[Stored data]

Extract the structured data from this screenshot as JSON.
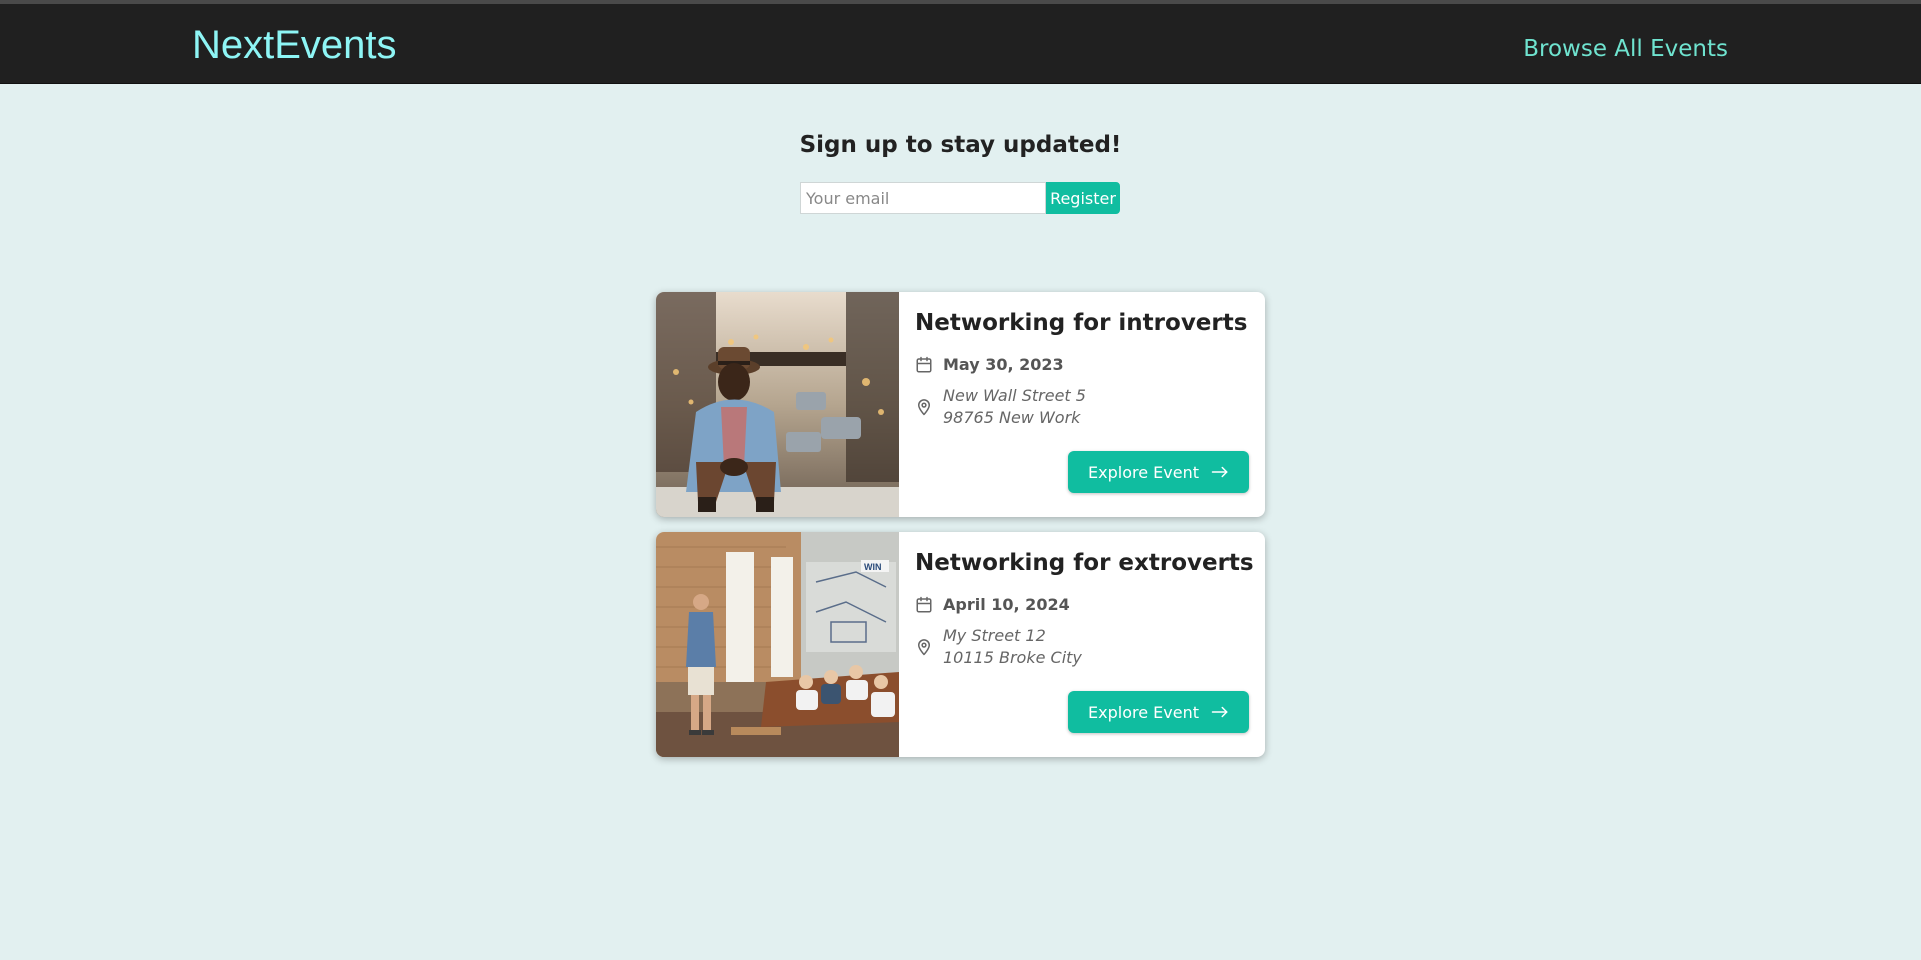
{
  "header": {
    "logo": "NextEvents",
    "nav_link": "Browse All Events",
    "bg_color": "#202020",
    "logo_color": "#8ef5f5",
    "link_color": "#6fe3cf"
  },
  "newsletter": {
    "title": "Sign up to stay updated!",
    "email_placeholder": "Your email",
    "email_value": "",
    "register_label": "Register"
  },
  "events": [
    {
      "title": "Networking for introverts",
      "date": "May 30, 2023",
      "address": "New Wall Street 5\n98765 New Work",
      "button_label": "Explore Event",
      "image": "photo-man-sitting-city-street"
    },
    {
      "title": "Networking for extroverts",
      "date": "April 10, 2024",
      "address": "My Street 12\n10115 Broke City",
      "button_label": "Explore Event",
      "image": "photo-speaker-presenting-office"
    }
  ],
  "icons": {
    "date": "calendar-icon",
    "address": "map-pin-icon",
    "explore": "arrow-right-icon"
  },
  "colors": {
    "page_bg": "#e2f0f0",
    "accent": "#10bda0"
  }
}
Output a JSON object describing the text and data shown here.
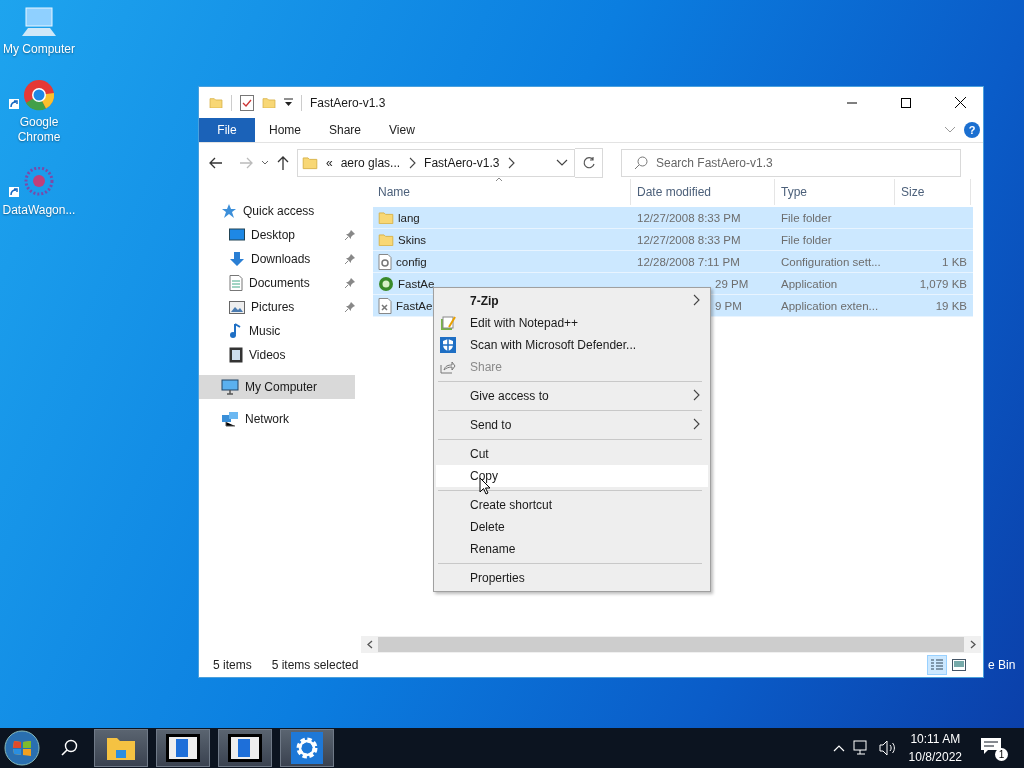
{
  "desktop": {
    "icons": [
      {
        "kind": "computer",
        "label": "My Computer",
        "shortcut": false
      },
      {
        "kind": "browser",
        "label": "Google Chrome",
        "shortcut": true
      },
      {
        "kind": "app",
        "label": "DataWagon...",
        "shortcut": true
      }
    ],
    "peek_label": "e Bin"
  },
  "window": {
    "title": "FastAero-v1.3",
    "ribbon": {
      "file_button": "File",
      "tabs": [
        {
          "label": "Home",
          "selected": false
        },
        {
          "label": "Share",
          "selected": false
        },
        {
          "label": "View",
          "selected": false
        }
      ],
      "help": "?"
    },
    "address": {
      "overflow": "«",
      "crumbs": [
        "aero glas...",
        "FastAero-v1.3"
      ]
    },
    "search": {
      "placeholder": "Search FastAero-v1.3"
    },
    "sidebar": {
      "items": [
        {
          "kind": "star",
          "label": "Quick access",
          "selected": false,
          "children": [
            {
              "kind": "desktop",
              "label": "Desktop",
              "pinned": true,
              "selected": false
            },
            {
              "kind": "download",
              "label": "Downloads",
              "pinned": true,
              "selected": false
            },
            {
              "kind": "document",
              "label": "Documents",
              "pinned": true,
              "selected": false
            },
            {
              "kind": "picture",
              "label": "Pictures",
              "pinned": true,
              "selected": false
            },
            {
              "kind": "music",
              "label": "Music",
              "pinned": false,
              "selected": false
            },
            {
              "kind": "video",
              "label": "Videos",
              "pinned": false,
              "selected": false
            }
          ]
        },
        {
          "kind": "computer",
          "label": "My Computer",
          "selected": true
        },
        {
          "kind": "network",
          "label": "Network",
          "selected": false
        }
      ]
    },
    "files": {
      "columns": [
        "Name",
        "Date modified",
        "Type",
        "Size"
      ],
      "rows": [
        {
          "kind": "folder",
          "name": "lang",
          "date": "12/27/2008 8:33 PM",
          "type": "File folder",
          "size": "",
          "selected": true,
          "covered": false
        },
        {
          "kind": "folder",
          "name": "Skins",
          "date": "12/27/2008 8:33 PM",
          "type": "File folder",
          "size": "",
          "selected": true,
          "covered": false
        },
        {
          "kind": "config",
          "name": "config",
          "date": "12/28/2008 7:11 PM",
          "type": "Configuration sett...",
          "size": "1 KB",
          "selected": true,
          "covered": false
        },
        {
          "kind": "app",
          "name": "FastAe",
          "date": "29 PM",
          "type": "Application",
          "size": "1,079 KB",
          "selected": true,
          "covered": true
        },
        {
          "kind": "dll",
          "name": "FastAe",
          "date": "9 PM",
          "type": "Application exten...",
          "size": "19 KB",
          "selected": true,
          "covered": true
        }
      ]
    },
    "status": {
      "count": "5 items",
      "selection": "5 items selected",
      "views": [
        {
          "kind": "details",
          "selected": true
        },
        {
          "kind": "large",
          "selected": false
        }
      ]
    }
  },
  "context_menu": {
    "groups": [
      [
        {
          "label": "7-Zip",
          "kind": "none",
          "default": true,
          "submenu": true,
          "disabled": false,
          "selected": false
        },
        {
          "label": "Edit with Notepad++",
          "kind": "notepad",
          "default": false,
          "submenu": false,
          "disabled": false,
          "selected": false
        },
        {
          "label": "Scan with Microsoft Defender...",
          "kind": "shield",
          "default": false,
          "submenu": false,
          "disabled": false,
          "selected": false
        },
        {
          "label": "Share",
          "kind": "share",
          "default": false,
          "submenu": false,
          "disabled": true,
          "selected": false
        }
      ],
      [
        {
          "label": "Give access to",
          "kind": "none",
          "default": false,
          "submenu": true,
          "disabled": false,
          "selected": false
        }
      ],
      [
        {
          "label": "Send to",
          "kind": "none",
          "default": false,
          "submenu": true,
          "disabled": false,
          "selected": false
        }
      ],
      [
        {
          "label": "Cut",
          "kind": "none",
          "default": false,
          "submenu": false,
          "disabled": false,
          "selected": false
        },
        {
          "label": "Copy",
          "kind": "none",
          "default": false,
          "submenu": false,
          "disabled": false,
          "selected": true
        }
      ],
      [
        {
          "label": "Create shortcut",
          "kind": "none",
          "default": false,
          "submenu": false,
          "disabled": false,
          "selected": false
        },
        {
          "label": "Delete",
          "kind": "none",
          "default": false,
          "submenu": false,
          "disabled": false,
          "selected": false
        },
        {
          "label": "Rename",
          "kind": "none",
          "default": false,
          "submenu": false,
          "disabled": false,
          "selected": false
        }
      ],
      [
        {
          "label": "Properties",
          "kind": "none",
          "default": false,
          "submenu": false,
          "disabled": false,
          "selected": false
        }
      ]
    ]
  },
  "taskbar": {
    "apps": [
      {
        "kind": "explorer"
      },
      {
        "kind": "window"
      },
      {
        "kind": "window"
      },
      {
        "kind": "settings"
      }
    ],
    "time": "10:11 AM",
    "date": "10/8/2022",
    "notifications": "1"
  }
}
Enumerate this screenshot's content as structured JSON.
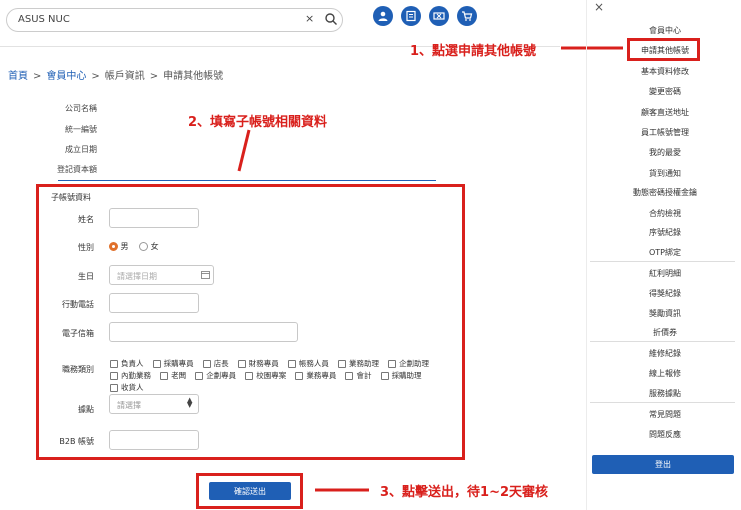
{
  "header": {
    "search_value": "ASUS NUC",
    "clear_symbol": "×"
  },
  "breadcrumb": [
    "首頁",
    "會員中心",
    "帳戶資訊",
    "申請其他帳號"
  ],
  "company_info": {
    "labels": [
      "公司名稱",
      "統一編號",
      "成立日期",
      "登記資本額"
    ]
  },
  "annotations": {
    "step1": "1、點選申請其他帳號",
    "step2": "2、填寫子帳號相關資料",
    "step3": "3、點擊送出，待1~2天審核"
  },
  "form": {
    "title": "子帳號資料",
    "name_label": "姓名",
    "gender_label": "性別",
    "gender_male": "男",
    "gender_female": "女",
    "birthday_label": "生日",
    "birthday_placeholder": "請選擇日期",
    "mobile_label": "行動電話",
    "email_label": "電子信箱",
    "job_label": "職務類別",
    "job_options_row1": [
      "負責人",
      "採購專員",
      "店長",
      "財務專員",
      "帳務人員",
      "業務助理",
      "企劃助理"
    ],
    "job_options_row2": [
      "內勤業務",
      "老闆",
      "企劃專員",
      "校園專案",
      "業務專員",
      "會計",
      "採購助理"
    ],
    "job_options_row3": [
      "收貨人"
    ],
    "location_label": "據點",
    "location_placeholder": "請選擇",
    "b2b_label": "B2B 帳號",
    "submit_label": "確認送出"
  },
  "sidebar": {
    "close_symbol": "×",
    "group1": [
      "會員中心",
      "申請其他帳號",
      "基本資料修改",
      "變更密碼",
      "顧客直送地址",
      "員工帳號管理",
      "我的最愛",
      "貨到通知",
      "動態密碼授權金鑰",
      "合約檢視",
      "序號紀錄",
      "OTP綁定"
    ],
    "group2": [
      "紅利明細",
      "得獎紀錄",
      "獎勵資訊",
      "折價券"
    ],
    "group3": [
      "維修紀錄",
      "線上報修",
      "服務據點"
    ],
    "group4": [
      "常見問題",
      "問題反應"
    ],
    "logout_label": "登出"
  },
  "colors": {
    "accent": "#1f5fb5",
    "highlight": "#d9201c",
    "radio_selected": "#e0702b"
  }
}
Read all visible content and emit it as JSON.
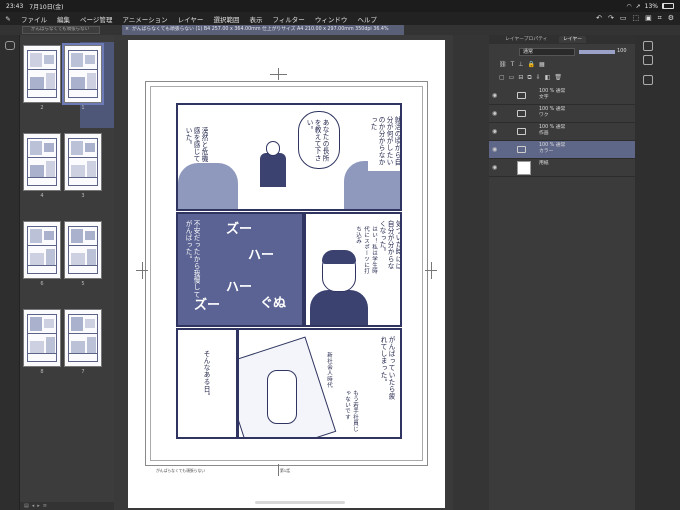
{
  "status": {
    "time": "23:43",
    "date": "7月10日(金)",
    "battery": "13%",
    "battery_level": 0.13
  },
  "menu": [
    "ファイル",
    "編集",
    "ページ管理",
    "アニメーション",
    "レイヤー",
    "選択範囲",
    "表示",
    "フィルター",
    "ウィンドウ",
    "ヘルプ"
  ],
  "tabs": {
    "page_manager": "がんばらなくても頑張らない",
    "document": "がんばらなくても頑張らない (1) B4 257.00 x 364.00mm 仕上がりサイズ A4 210.00 x 297.00mm 350dpi 36.4%"
  },
  "thumbnails": [
    {
      "label": "2",
      "selected": false
    },
    {
      "label": "1",
      "selected": true
    },
    {
      "label": "4",
      "selected": false
    },
    {
      "label": "3",
      "selected": false
    },
    {
      "label": "6",
      "selected": false
    },
    {
      "label": "5",
      "selected": false
    },
    {
      "label": "8",
      "selected": false
    },
    {
      "label": "7",
      "selected": false
    }
  ],
  "page": {
    "speech1": "あなたの長所を教えて下さい。",
    "caption1": "漠然と危機感を感じていた。",
    "caption2": "就活の頃から自分が何がしたいのか分からなかった",
    "caption3": "不安だったから我慢してがんばった。",
    "sfx1": "ズー",
    "sfx2": "ハー",
    "sfx3": "ハー",
    "sfx4": "ズー",
    "sfx5": "ぐぬ",
    "caption4": "気づいた時には自分が分からなくなった。",
    "thought": "はい！私は学生時代にスポーツに打ち込み",
    "caption5": "そんなある日。",
    "caption6": "がんばっていたら疲れてしまった。",
    "caption7": "新社会人時代",
    "caption8": "もう若手社員じゃないです",
    "footer_left": "がんばらなくても頑張らない",
    "footer_center": "第1話"
  },
  "layers": {
    "tabs": [
      "レイヤープロパティ",
      "レイヤー"
    ],
    "blend": "通常",
    "opacity": "100",
    "opacity_level": 1.0,
    "items": [
      {
        "mode": "100 % 通常",
        "name": "文字",
        "selected": false,
        "type": "folder"
      },
      {
        "mode": "100 % 通常",
        "name": "ワク",
        "selected": false,
        "type": "folder"
      },
      {
        "mode": "100 % 通常",
        "name": "作画",
        "selected": false,
        "type": "folder"
      },
      {
        "mode": "100 % 通常",
        "name": "カラー",
        "selected": true,
        "type": "folder"
      },
      {
        "mode": "",
        "name": "用紙",
        "selected": false,
        "type": "paper"
      }
    ]
  }
}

§ **Instruction**: In the material above, find each line that contains the word "JSON", and select it.

§ **Completed task**:
Extract the structured data from this screenshot as JSON.
Output a JSON object describing the text and data shown here.
Enumerate this screenshot's content as structured JSON.
Read all visible content and emit it as JSON.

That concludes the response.